(Collected data entries)
— BEGIN —
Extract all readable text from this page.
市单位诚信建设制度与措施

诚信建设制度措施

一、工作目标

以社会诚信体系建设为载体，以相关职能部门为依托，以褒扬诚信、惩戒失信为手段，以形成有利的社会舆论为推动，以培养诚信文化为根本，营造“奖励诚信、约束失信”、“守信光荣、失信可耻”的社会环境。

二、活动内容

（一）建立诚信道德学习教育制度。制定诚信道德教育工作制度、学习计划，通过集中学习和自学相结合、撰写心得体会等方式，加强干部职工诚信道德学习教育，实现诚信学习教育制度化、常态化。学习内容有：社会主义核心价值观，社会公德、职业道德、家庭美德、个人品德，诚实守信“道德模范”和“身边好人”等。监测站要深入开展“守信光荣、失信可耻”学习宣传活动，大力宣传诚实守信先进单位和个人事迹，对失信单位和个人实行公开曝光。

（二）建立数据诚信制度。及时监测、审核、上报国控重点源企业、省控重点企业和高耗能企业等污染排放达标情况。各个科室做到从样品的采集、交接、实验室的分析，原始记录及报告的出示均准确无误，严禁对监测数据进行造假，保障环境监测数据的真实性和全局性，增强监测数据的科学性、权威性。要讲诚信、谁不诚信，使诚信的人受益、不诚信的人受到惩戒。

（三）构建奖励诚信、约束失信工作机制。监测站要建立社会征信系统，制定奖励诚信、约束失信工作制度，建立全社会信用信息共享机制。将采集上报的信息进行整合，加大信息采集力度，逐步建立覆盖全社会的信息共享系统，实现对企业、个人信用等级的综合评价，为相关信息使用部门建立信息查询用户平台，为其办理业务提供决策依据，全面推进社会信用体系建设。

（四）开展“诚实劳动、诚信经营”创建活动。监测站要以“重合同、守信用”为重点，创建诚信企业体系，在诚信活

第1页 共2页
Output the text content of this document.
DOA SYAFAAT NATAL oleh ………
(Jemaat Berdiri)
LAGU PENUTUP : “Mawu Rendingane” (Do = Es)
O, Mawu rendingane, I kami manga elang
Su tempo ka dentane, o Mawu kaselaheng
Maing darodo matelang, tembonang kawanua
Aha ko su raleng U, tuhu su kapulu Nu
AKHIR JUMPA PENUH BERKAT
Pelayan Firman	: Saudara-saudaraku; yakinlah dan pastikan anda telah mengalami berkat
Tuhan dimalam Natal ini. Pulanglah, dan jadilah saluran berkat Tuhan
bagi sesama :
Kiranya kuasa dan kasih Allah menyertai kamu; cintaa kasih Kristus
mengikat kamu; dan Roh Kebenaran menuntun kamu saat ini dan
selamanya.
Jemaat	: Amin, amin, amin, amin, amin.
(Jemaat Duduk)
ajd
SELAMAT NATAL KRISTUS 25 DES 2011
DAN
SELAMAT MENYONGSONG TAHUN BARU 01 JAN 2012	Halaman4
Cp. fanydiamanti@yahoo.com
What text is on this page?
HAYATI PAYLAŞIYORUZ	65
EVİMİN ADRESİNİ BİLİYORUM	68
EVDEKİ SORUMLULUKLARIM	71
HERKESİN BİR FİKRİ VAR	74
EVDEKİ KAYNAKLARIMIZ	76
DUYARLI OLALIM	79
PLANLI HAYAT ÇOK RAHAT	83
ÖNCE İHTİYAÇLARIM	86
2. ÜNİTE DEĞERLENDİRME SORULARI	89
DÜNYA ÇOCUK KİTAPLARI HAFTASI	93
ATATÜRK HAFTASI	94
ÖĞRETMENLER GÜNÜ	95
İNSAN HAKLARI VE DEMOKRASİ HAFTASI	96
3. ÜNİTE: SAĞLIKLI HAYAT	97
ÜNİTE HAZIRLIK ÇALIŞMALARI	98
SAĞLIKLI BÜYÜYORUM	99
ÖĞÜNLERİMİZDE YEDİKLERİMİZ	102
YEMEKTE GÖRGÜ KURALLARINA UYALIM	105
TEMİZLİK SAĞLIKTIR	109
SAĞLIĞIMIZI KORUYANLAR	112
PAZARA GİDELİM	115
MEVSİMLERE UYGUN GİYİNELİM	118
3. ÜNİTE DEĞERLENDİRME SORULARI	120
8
— END —
**TASK BRIEF**
Above are the records; retype every one exactly.

**OUTPUT BELOW**
Extract all readable text from this page.
市单位诚信建设制度与措施

诚信建设制度措施

一、工作目标

以社会诚信体系建设为载体，以相关职能部门为依托，以褒扬诚信、惩戒失信为手段，以形成有利的社会舆论为推动，以培养诚信文化为根本，营造“奖励诚信、约束失信”、“守信光荣、失信可耻”的社会环境。

二、活动内容

（一）建立诚信道德学习教育制度。制定诚信道德教育工作制度、学习计划，通过集中学习和自学相结合、撰写心得体会等方式，加强干部职工诚信道德学习教育，实现诚信学习教育制度化、常态化。学习内容有：社会主义核心价值观，社会公德、职业道德、家庭美德、个人品德，诚实守信“道德模范”和“身边好人”等。监测站要深入开展“守信光荣、失信可耻”学习宣传活动，大力宣传诚实守信先进单位和个人事迹，对失信单位和个人实行公开曝光。

（二）建立数据诚信制度。及时监测、审核、上报国控重点源企业、省控重点企业和高耗能企业等污染排放达标情况。各个科室做到从样品的采集、交接、实验室的分析，原始记录及报告的出示均准确无误，严禁对监测数据进行造假，保障环境监测数据的真实性和全局性，增强监测数据的科学性、权威性。要讲诚信、谁不诚信，使诚信的人受益、不诚信的人受到惩戒。

（三）构建奖励诚信、约束失信工作机制。监测站要建立社会征信系统，制定奖励诚信、约束失信工作制度，建立全社会信用信息共享机制。将采集上报的信息进行整合，加大信息采集力度，逐步建立覆盖全社会的信息共享系统，实现对企业、个人信用等级的综合评价，为相关信息使用部门建立信息查询用户平台，为其办理业务提供决策依据，全面推进社会信用体系建设。

（四）开展“诚实劳动、诚信经营”创建活动。监测站要以“重合同、守信用”为重点，创建诚信企业体系，在诚信活

第1页 共2页
Output the text content of this document.
DOA SYAFAAT NATAL oleh ………
(Jemaat Berdiri)
LAGU PENUTUP : “Mawu Rendingane” (Do = Es)
O, Mawu rendingane, I kami manga elang
Su tempo ka dentane, o Mawu kaselaheng
Maing darodo matelang, tembonang kawanua
Aha ko su raleng U, tuhu su kapulu Nu
AKHIR JUMPA PENUH BERKAT
Pelayan Firman	: Saudara-saudaraku; yakinlah dan pastikan anda telah mengalami berkat
Tuhan dimalam Natal ini. Pulanglah, dan jadilah saluran berkat Tuhan
bagi sesama :
Kiranya kuasa dan kasih Allah menyertai kamu; cintaa kasih Kristus
mengikat kamu; dan Roh Kebenaran menuntun kamu saat ini dan
selamanya.
Jemaat	: Amin, amin, amin, amin, amin.
(Jemaat Duduk)
ajd
SELAMAT NATAL KRISTUS 25 DES 2011
DAN
SELAMAT MENYONGSONG TAHUN BARU 01 JAN 2012	Halaman4
Cp. fanydiamanti@yahoo.com
What text is on this page?
HAYATI PAYLAŞIYORUZ	65
EVİMİN ADRESİNİ BİLİYORUM	68
EVDEKİ SORUMLULUKLARIM	71
HERKESİN BİR FİKRİ VAR	74
EVDEKİ KAYNAKLARIMIZ	76
DUYARLI OLALIM	79
PLANLI HAYAT ÇOK RAHAT	83
ÖNCE İHTİYAÇLARIM	86
2. ÜNİTE DEĞERLENDİRME SORULARI	89
DÜNYA ÇOCUK KİTAPLARI HAFTASI	93
ATATÜRK HAFTASI	94
ÖĞRETMENLER GÜNÜ	95
İNSAN HAKLARI VE DEMOKRASİ HAFTASI	96
3. ÜNİTE: SAĞLIKLI HAYAT	97
ÜNİTE HAZIRLIK ÇALIŞMALARI	98
SAĞLIKLI BÜYÜYORUM	99
ÖĞÜNLERİMİZDE YEDİKLERİMİZ	102
YEMEKTE GÖRGÜ KURALLARINA UYALIM	105
TEMİZLİK SAĞLIKTIR	109
SAĞLIĞIMIZI KORUYANLAR	112
PAZARA GİDELİM	115
MEVSİMLERE UYGUN GİYİNELİM	118
3. ÜNİTE DEĞERLENDİRME SORULARI	120
8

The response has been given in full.